* begin Materials provided *

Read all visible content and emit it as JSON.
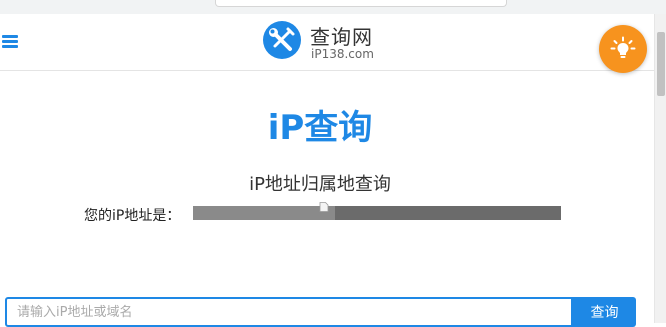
{
  "header": {
    "logo_title": "查询网",
    "logo_domain": "iP138.com"
  },
  "main": {
    "title": "iP查询",
    "subtitle": "iP地址归属地查询",
    "ip_label": "您的iP地址是："
  },
  "search": {
    "placeholder": "请输入iP地址或域名",
    "button_label": "查询"
  },
  "icons": {
    "menu": "hamburger-menu-icon",
    "logo": "wrench-screwdriver-logo-icon",
    "idea": "lightbulb-icon",
    "broken_image": "broken-image-icon"
  },
  "colors": {
    "accent": "#1e88e5",
    "idea_button": "#f7931e",
    "redaction": "#6b6b6b"
  }
}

* end Materials provided *

**Job**:
Pictures stay out of the copy; please restate every record above exactly.

**Full output**:
Read all visible content and emit it as JSON.
{
  "header": {
    "logo_title": "查询网",
    "logo_domain": "iP138.com"
  },
  "main": {
    "title": "iP查询",
    "subtitle": "iP地址归属地查询",
    "ip_label": "您的iP地址是："
  },
  "search": {
    "placeholder": "请输入iP地址或域名",
    "button_label": "查询"
  },
  "icons": {
    "menu": "hamburger-menu-icon",
    "logo": "wrench-screwdriver-logo-icon",
    "idea": "lightbulb-icon",
    "broken_image": "broken-image-icon"
  },
  "colors": {
    "accent": "#1e88e5",
    "idea_button": "#f7931e",
    "redaction": "#6b6b6b"
  }
}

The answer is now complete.